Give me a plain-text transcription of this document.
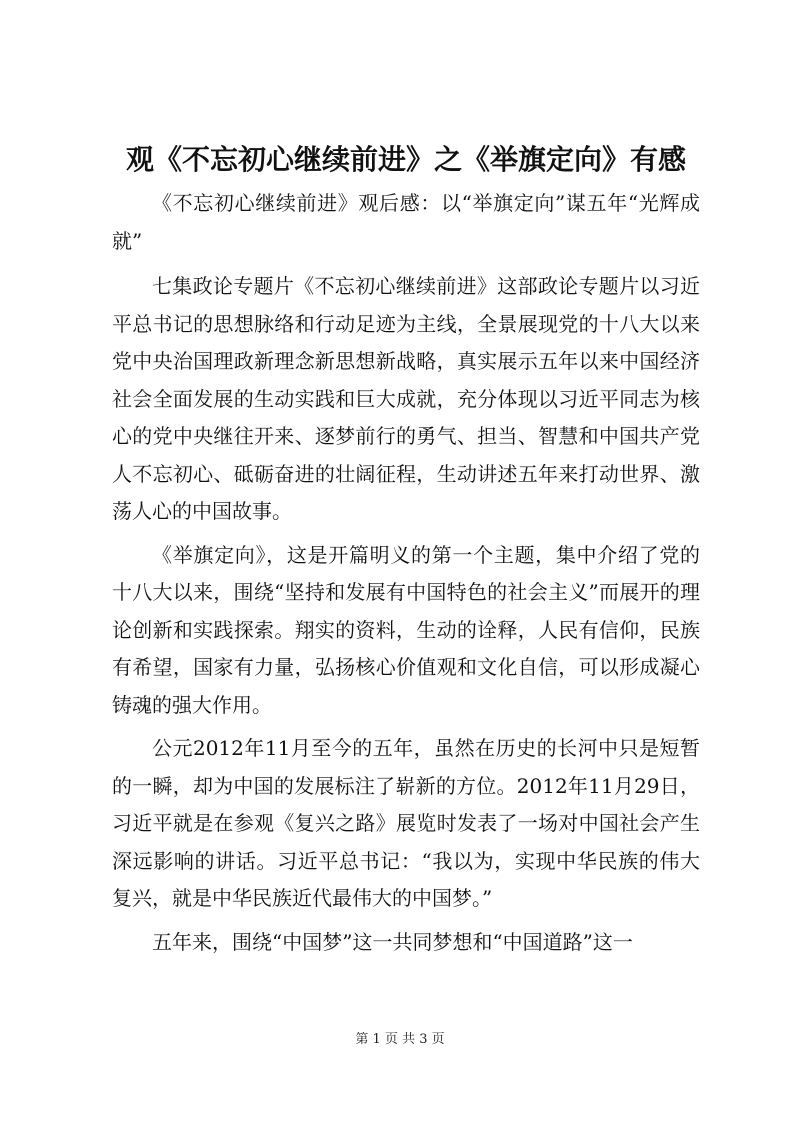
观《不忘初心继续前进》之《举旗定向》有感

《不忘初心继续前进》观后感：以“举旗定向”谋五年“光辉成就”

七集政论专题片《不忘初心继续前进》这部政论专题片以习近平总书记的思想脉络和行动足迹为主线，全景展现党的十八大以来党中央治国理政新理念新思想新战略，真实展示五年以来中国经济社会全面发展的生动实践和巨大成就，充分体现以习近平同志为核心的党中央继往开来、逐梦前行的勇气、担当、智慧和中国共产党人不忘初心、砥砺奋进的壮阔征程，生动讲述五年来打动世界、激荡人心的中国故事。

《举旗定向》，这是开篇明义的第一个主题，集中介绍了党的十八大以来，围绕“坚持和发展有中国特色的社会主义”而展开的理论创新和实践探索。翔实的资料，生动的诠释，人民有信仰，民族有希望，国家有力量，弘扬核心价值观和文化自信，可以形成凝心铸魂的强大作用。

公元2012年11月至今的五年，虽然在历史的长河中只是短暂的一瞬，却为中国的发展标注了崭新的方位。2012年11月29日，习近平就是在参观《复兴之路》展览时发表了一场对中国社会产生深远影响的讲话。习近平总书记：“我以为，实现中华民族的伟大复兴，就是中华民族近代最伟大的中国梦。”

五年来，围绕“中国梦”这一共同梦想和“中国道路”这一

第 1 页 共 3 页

════════════════════

WORK TO DO: Find each line that has the word "不忘初心继续前进", then copy it out.

ANSWER FOR THE TASK:
观《不忘初心继续前进》之《举旗定向》有感
《不忘初心继续前进》观后感：以“举旗定向”谋五年“光辉成就”
七集政论专题片《不忘初心继续前进》这部政论专题片以习近平总书记的思想脉络和行动足迹为主线，全景展现党的十八大以来党中央治国理政新理念新思想新战略，真实展示五年以来中国经济社会全面发展的生动实践和巨大成就，充分体现以习近平同志为核心的党中央继往开来、逐梦前行的勇气、担当、智慧和中国共产党人不忘初心、砥砺奋进的壮阔征程，生动讲述五年来打动世界、激荡人心的中国故事。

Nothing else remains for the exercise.